** start of SOURCE EXTRACT **

My Lava Grey, you couldn't even see the sticker. I want to do something in that inset. Been thinking about going a lighter gray than the lava. Or maybe putting a mesh overlay? Anybody done anything like this?


----------



## mattA3 (Feb 24, 2010)

dreaminga3 said:


> My Lava Grey, you couldn't even see the sticker. I want to do something in that inset. Been thinking about going a lighter gray than the lava. Or maybe putting a mesh overlay? Anybody done anything like this?


Try vinyl wrap. Maybe silver or graphite carbon. http://www.metrorestyling.com/3M-DI...l-s/4083.htm?gclid=COWQntCj8qsCFQsr7AodbHpa1Q
Post pics if you do.


----------



## dreaminga3 (Jan 20, 2009)

mattA3 said:


> Try vinyl wrap. Maybe silver or graphite carbon. http://www.metrorestyling.com/3M-DI...l-s/4083.htm?gclid=COWQntCj8qsCFQsr7AodbHpa1Q
> Post pics if you do.


Nice! Lots of options, and pretty cheap since I don't need much at all. Might even buy two or three different kinds just to save time. Thanks!


----------



## tony a3 (Jul 31, 2010)

** end of SOURCE EXTRACT **

## REQUIREMENT:
Transcribe the passage of the forum thread between "## dreaminga3 (Jan" and "save time. Thanks!", inclusive, word for word.

** start of PROVIDED INFORMATION **

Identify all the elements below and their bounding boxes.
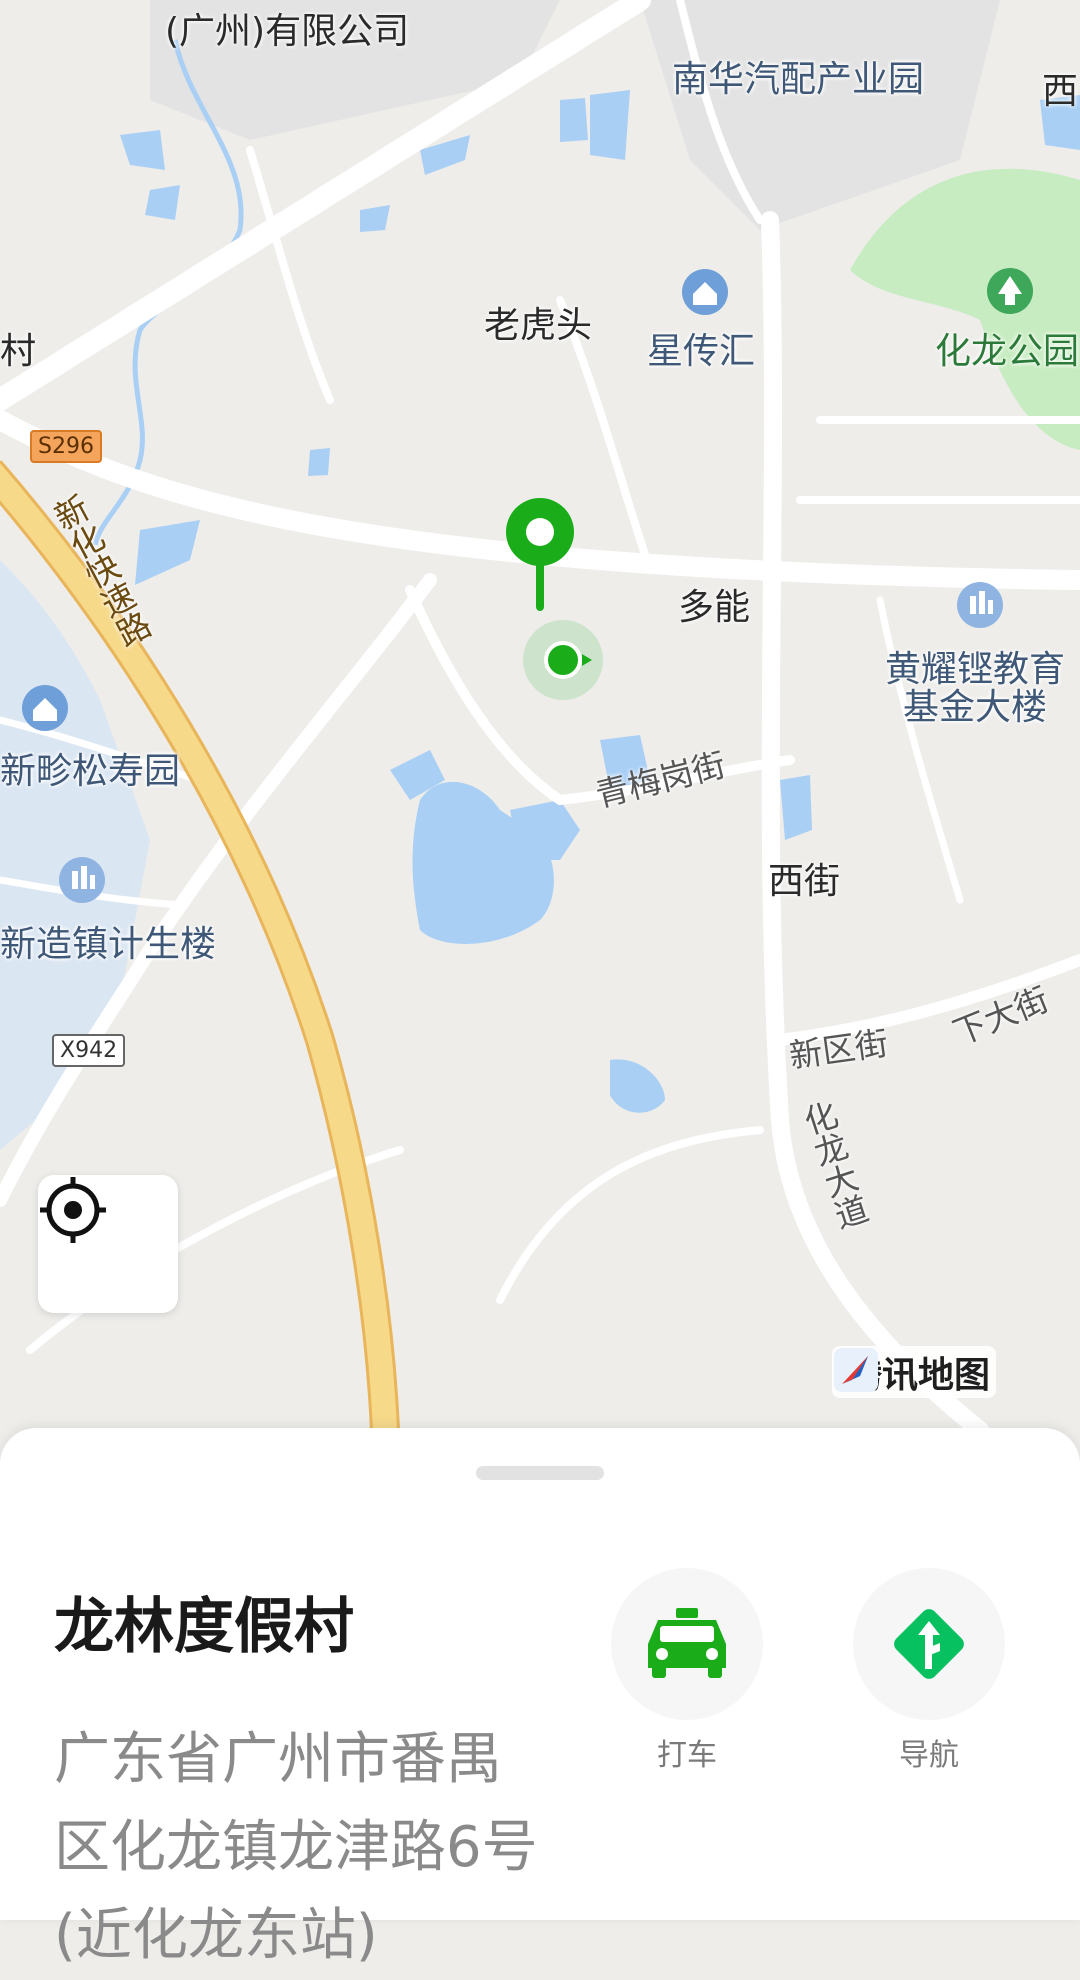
map-label-nanhua: 南华汽配产业园 <box>672 59 925 100</box>
road-shield-x942: X942 <box>52 1034 126 1067</box>
building-icon <box>59 857 105 903</box>
map-label-huangyao-2: 基金大楼 <box>903 687 1048 728</box>
navigation-button-circle[interactable] <box>853 1568 1005 1720</box>
sheet-drag-handle[interactable] <box>476 1466 604 1480</box>
road-shield-s296: S296 <box>30 430 102 463</box>
tencent-map-logo-icon <box>834 1348 878 1392</box>
tree-icon <box>987 268 1033 314</box>
navigation-icon <box>894 1609 964 1679</box>
taxi-button-circle[interactable] <box>611 1568 763 1720</box>
map-label-xinpang: 新畛松寿园 <box>0 751 181 792</box>
locate-crosshair-icon <box>40 1177 106 1243</box>
map-label-duoneng: 多能 <box>678 587 751 628</box>
place-title: 龙林度假村 <box>54 1592 354 1662</box>
taxi-label: 打车 <box>657 1738 717 1773</box>
place-detail-sheet: 龙林度假村 广东省广州市番禺区化龙镇龙津路6号(近化龙东站) 打车 导航 <box>0 1428 1080 1968</box>
taxi-icon <box>648 1608 726 1678</box>
current-location-icon <box>523 620 603 700</box>
map-label-xingchuanhui: 星传汇 <box>647 331 756 372</box>
map-view[interactable]: (广州)有限公司 南华汽配产业园 西 老虎头 星传汇 化龙公园 村 多能 黄耀铿… <box>0 0 1080 1430</box>
building-icon <box>957 582 1003 628</box>
map-label-hualong-park: 化龙公园 <box>935 331 1080 372</box>
map-label-company: (广州)有限公司 <box>165 11 410 52</box>
place-address: 广东省广州市番禺区化龙镇龙津路6号(近化龙东站) <box>54 1727 538 1968</box>
map-label-jisheng: 新造镇计生楼 <box>0 924 217 965</box>
map-label-laohutou: 老虎头 <box>484 305 593 346</box>
map-label-cun: 村 <box>0 331 37 372</box>
house-icon <box>22 685 68 731</box>
map-provider-logo: 腾讯地图 <box>832 1346 997 1398</box>
map-label-xi-edge: 西 <box>1042 71 1079 112</box>
locate-button[interactable] <box>38 1175 178 1313</box>
taxi-button[interactable]: 打车 <box>611 1568 763 1774</box>
map-label-xijie: 西街 <box>768 861 841 902</box>
navigation-button[interactable]: 导航 <box>853 1568 1005 1774</box>
navigation-label: 导航 <box>899 1738 959 1773</box>
house-icon <box>682 269 728 315</box>
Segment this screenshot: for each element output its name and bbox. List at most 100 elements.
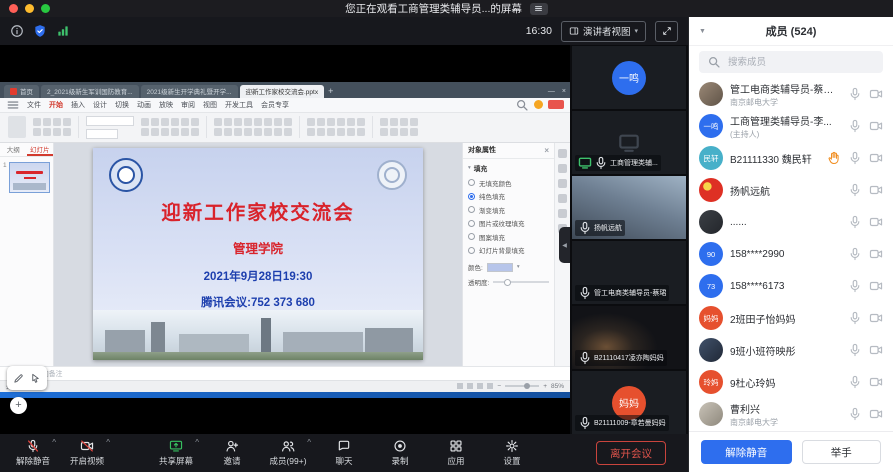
member-row[interactable]: 曹利兴 南京邮电大学	[689, 398, 893, 430]
radio-button[interactable]	[468, 179, 475, 186]
chevron-up-icon[interactable]: ^	[307, 438, 311, 447]
apps-button[interactable]: 应用	[429, 438, 483, 467]
mic-icon[interactable]	[848, 247, 862, 261]
wps-menu-item[interactable]: 切换	[115, 100, 129, 110]
wps-share-button[interactable]	[548, 100, 564, 109]
participant-video-tile[interactable]: 一鸣	[572, 46, 686, 109]
new-tab-button[interactable]: +	[328, 85, 333, 98]
record-button[interactable]: 录制	[373, 438, 427, 467]
zoom-in-button[interactable]: +	[543, 383, 547, 390]
meeting-menu-button[interactable]	[530, 3, 548, 15]
wps-document-tab[interactable]: 首页	[4, 85, 39, 98]
view-normal-icon[interactable]	[457, 383, 463, 389]
mic-icon[interactable]	[848, 311, 862, 325]
participant-video-tile[interactable]: 妈妈 B21111009-章若曼妈妈	[572, 371, 686, 434]
ribbon-group[interactable]	[380, 118, 418, 136]
wps-hamburger-icon[interactable]	[6, 98, 20, 112]
share-screen-button[interactable]: 共享屏幕 ^	[149, 438, 203, 467]
member-list[interactable]: 管工电商类辅导员-蔡珺 (我) 南京邮电大学 一鸣 工商管理类辅导员-李... …	[689, 78, 893, 431]
wps-document-tab[interactable]: 迎新工作家校交流会.pptx	[240, 85, 325, 98]
zoom-window-button[interactable]	[41, 4, 50, 13]
cursor-icon[interactable]	[30, 373, 41, 384]
member-row[interactable]: ......	[689, 206, 893, 238]
unmute-button[interactable]: 解除静音 ^	[6, 438, 60, 467]
search-icon[interactable]	[515, 98, 529, 112]
slide-1-thumbnail[interactable]: 1	[0, 157, 53, 198]
pen-icon[interactable]	[13, 373, 24, 384]
member-filter-icon[interactable]: ▼	[699, 28, 706, 35]
member-search[interactable]	[699, 51, 883, 73]
wps-menu-item[interactable]: 会员专享	[261, 100, 289, 110]
fullscreen-button[interactable]	[655, 21, 678, 42]
color-swatch[interactable]	[487, 263, 513, 272]
chevron-up-icon[interactable]: ^	[106, 438, 110, 447]
annotation-toolbar[interactable]	[7, 366, 47, 390]
participant-video-tile[interactable]: 工商管理类辅...	[572, 111, 686, 174]
member-row[interactable]: 73 158****6173	[689, 270, 893, 302]
view-sorter-icon[interactable]	[467, 383, 473, 389]
camera-icon[interactable]	[869, 183, 883, 197]
annotation-expand-button[interactable]: +	[10, 397, 27, 414]
unmute-button[interactable]: 解除静音	[701, 440, 792, 464]
thumbnail-panel-tab[interactable]: 大纲	[0, 143, 27, 156]
fill-option[interactable]: 纯色填充	[468, 191, 549, 201]
video-strip-collapse-handle[interactable]: ◀	[559, 227, 570, 263]
radio-button[interactable]	[468, 193, 475, 200]
radio-button[interactable]	[468, 206, 475, 213]
member-row[interactable]: 民轩 B21111330 魏民轩	[689, 142, 893, 174]
participant-video-tile[interactable]: B21110417凌亦陶妈妈	[572, 306, 686, 369]
wps-menu-item[interactable]: 文件	[27, 100, 41, 110]
wps-document-tab[interactable]: 2_2021级新生军训国防教育...	[41, 85, 139, 98]
radio-button[interactable]	[468, 247, 475, 254]
radio-button[interactable]	[468, 233, 475, 240]
wps-menu-item[interactable]: 设计	[93, 100, 107, 110]
slide-canvas[interactable]: 迎新工作家校交流会 管理学院 2021年9月28日19:30 腾讯会议:752 …	[54, 143, 462, 366]
mic-icon[interactable]	[848, 375, 862, 389]
fill-option[interactable]: 图案填充	[468, 232, 549, 242]
camera-icon[interactable]	[869, 247, 883, 261]
wps-menu-item[interactable]: 开发工具	[225, 100, 253, 110]
camera-icon[interactable]	[869, 343, 883, 357]
chat-button[interactable]: 聊天	[317, 438, 371, 467]
ribbon-paste-button[interactable]	[8, 116, 26, 138]
wps-menu-item[interactable]: 视图	[203, 100, 217, 110]
camera-icon[interactable]	[869, 375, 883, 389]
member-row[interactable]: 玲妈 9杜心玲妈	[689, 366, 893, 398]
mic-icon[interactable]	[848, 87, 862, 101]
speaker-notes-bar[interactable]: 单击此处添加备注	[0, 366, 570, 380]
mic-icon[interactable]	[848, 407, 862, 421]
view-slideshow-icon[interactable]	[487, 383, 493, 389]
wps-window-controls[interactable]: —×	[548, 85, 566, 98]
member-row[interactable]: 妈妈 2班田子怡妈妈	[689, 302, 893, 334]
camera-icon[interactable]	[869, 279, 883, 293]
members-button[interactable]: 成员(99+) ^	[261, 438, 315, 467]
mic-icon[interactable]	[848, 279, 862, 293]
wps-menu-item[interactable]: 插入	[71, 100, 85, 110]
fill-option[interactable]: 渐变填充	[468, 205, 549, 215]
zoom-slider[interactable]	[505, 385, 539, 387]
ribbon-group[interactable]	[33, 118, 71, 136]
chevron-up-icon[interactable]: ^	[195, 438, 199, 447]
ribbon-group[interactable]	[214, 118, 292, 136]
wps-document-tab[interactable]: 2021级新生开学典礼暨开学...	[141, 85, 238, 98]
member-row[interactable]: 扬帆远航	[689, 174, 893, 206]
camera-icon[interactable]	[869, 215, 883, 229]
security-shield-icon[interactable]	[33, 24, 47, 38]
wps-menu-item[interactable]: 动画	[137, 100, 151, 110]
wps-menu-item[interactable]: 开始	[49, 100, 63, 110]
invite-button[interactable]: 邀请	[205, 438, 259, 467]
meeting-info-icon[interactable]	[10, 24, 24, 38]
camera-icon[interactable]	[869, 87, 883, 101]
close-icon[interactable]: ×	[544, 146, 549, 155]
chevron-up-icon[interactable]: ^	[52, 438, 56, 447]
mic-icon[interactable]	[848, 151, 862, 165]
camera-icon[interactable]	[869, 311, 883, 325]
camera-icon[interactable]	[869, 407, 883, 421]
leave-meeting-button[interactable]: 离开会议	[596, 441, 666, 465]
camera-icon[interactable]	[869, 119, 883, 133]
ribbon-group[interactable]	[307, 118, 365, 136]
wps-menu-item[interactable]: 审阅	[181, 100, 195, 110]
mic-icon[interactable]	[848, 215, 862, 229]
view-read-icon[interactable]	[477, 383, 483, 389]
minimize-window-button[interactable]	[25, 4, 34, 13]
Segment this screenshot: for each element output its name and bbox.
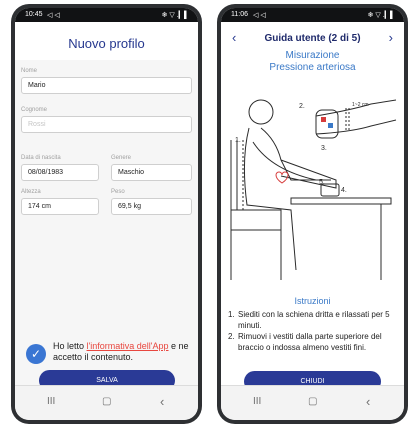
guide-subtitle: Misurazione Pressione arteriosa: [221, 50, 404, 74]
nome-label: Nome: [21, 68, 38, 74]
figure-label-5: 5.: [319, 179, 325, 186]
status-bar: 10:45 ◁ ◁ ❄ ▽ .▎▌: [15, 8, 198, 22]
phone-frame-left: 10:45 ◁ ◁ ❄ ▽ .▎▌ Nuovo profilo Nome Mar…: [11, 4, 202, 424]
android-nav-bar: III ▢ ‹: [15, 385, 198, 420]
instruction-item: 1. Siediti con la schiena dritta e rilas…: [228, 309, 398, 331]
nome-field[interactable]: Mario: [21, 77, 192, 94]
instructions-list: 1. Siediti con la schiena dritta e rilas…: [228, 309, 398, 353]
home-icon[interactable]: ▢: [308, 396, 317, 407]
checkmark-icon: ✓: [30, 347, 42, 361]
notification-icons: ◁ ◁: [47, 12, 60, 19]
subtitle-line-1: Misurazione: [285, 50, 340, 61]
weight-label: Peso: [111, 189, 125, 195]
consent-checkbox[interactable]: ✓: [26, 344, 46, 364]
instruction-text: Rimuovi i vestiti dalla parte superiore …: [238, 332, 382, 352]
signal-battery-icons: ❄ ▽ .▎▌: [161, 12, 189, 19]
form-area: Nome Mario Cognome Rossi Data di nascita…: [15, 60, 198, 386]
status-bar: 11:06 ◁ ◁ ❄ ▽ .▎▌: [221, 8, 404, 22]
page-title: Nuovo profilo: [68, 36, 145, 51]
status-time: 10:45: [25, 11, 43, 18]
instruction-text: Siediti con la schiena dritta e rilassat…: [238, 310, 390, 330]
notification-icons: ◁ ◁: [253, 12, 266, 19]
consent-text: Ho letto l'informativa dell'App e ne acc…: [53, 341, 195, 363]
gender-field[interactable]: Maschio: [111, 164, 192, 181]
birthdate-label: Data di nascita: [21, 155, 61, 161]
height-field[interactable]: 174 cm: [21, 198, 99, 215]
back-icon[interactable]: ‹: [366, 394, 370, 409]
figure-label-4: 4.: [341, 187, 347, 194]
privacy-link[interactable]: l'informativa dell'App: [87, 341, 169, 351]
recents-icon[interactable]: III: [253, 396, 261, 407]
cognome-field[interactable]: Rossi: [21, 116, 192, 133]
signal-battery-icons: ❄ ▽ .▎▌: [367, 12, 395, 19]
height-label: Altezza: [21, 189, 41, 195]
new-profile-screen: 10:45 ◁ ◁ ❄ ▽ .▎▌ Nuovo profilo Nome Mar…: [15, 8, 198, 420]
status-time: 11:06: [231, 11, 248, 18]
instruction-number: 1.: [228, 310, 235, 319]
phone-frame-right: 11:06 ◁ ◁ ❄ ▽ .▎▌ ‹ Guida utente (2 di 5…: [217, 4, 408, 424]
cognome-label: Cognome: [21, 107, 48, 113]
figure-label-1: 1.: [235, 137, 241, 144]
figure-label-3: 3.: [321, 145, 327, 152]
next-page-icon[interactable]: ›: [389, 30, 393, 45]
posture-illustration: 1. 2. 3. 4. 5. 1~2 cm: [230, 99, 397, 280]
recents-icon[interactable]: III: [47, 396, 55, 407]
user-guide-screen: 11:06 ◁ ◁ ❄ ▽ .▎▌ ‹ Guida utente (2 di 5…: [221, 8, 404, 420]
figure-label-distance: 1~2 cm: [352, 102, 369, 108]
back-icon[interactable]: ‹: [160, 394, 164, 409]
home-icon[interactable]: ▢: [102, 396, 111, 407]
subtitle-line-2: Pressione arteriosa: [269, 62, 356, 73]
instructions-title: Istruzioni: [294, 296, 331, 306]
guide-title: Guida utente (2 di 5): [264, 33, 361, 44]
figure-label-2: 2.: [299, 103, 305, 110]
consent-pre: Ho letto: [53, 341, 87, 351]
instruction-item: 2. Rimuovi i vestiti dalla parte superio…: [228, 331, 398, 353]
instruction-number: 2.: [228, 332, 235, 341]
android-nav-bar: III ▢ ‹: [221, 385, 404, 420]
birthdate-field[interactable]: 08/08/1983: [21, 164, 99, 181]
gender-label: Genere: [111, 155, 132, 161]
weight-field[interactable]: 69,5 kg: [111, 198, 192, 215]
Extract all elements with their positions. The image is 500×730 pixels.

** end of PROVIDED INFORMATION **

## THE SOLUTION:
## dreaminga3 (Jan 20, 2009)

mattA3 said:


> Try vinyl wrap. Maybe silver or graphite carbon. http://www.metrorestyling.com/3M-DI...l-s/4083.htm?gclid=COWQntCj8qsCFQsr7AodbHpa1Q
> Post pics if you do.


Nice! Lots of options, and pretty cheap since I don't need much at all. Might even buy two or three different kinds just to save time. Thanks!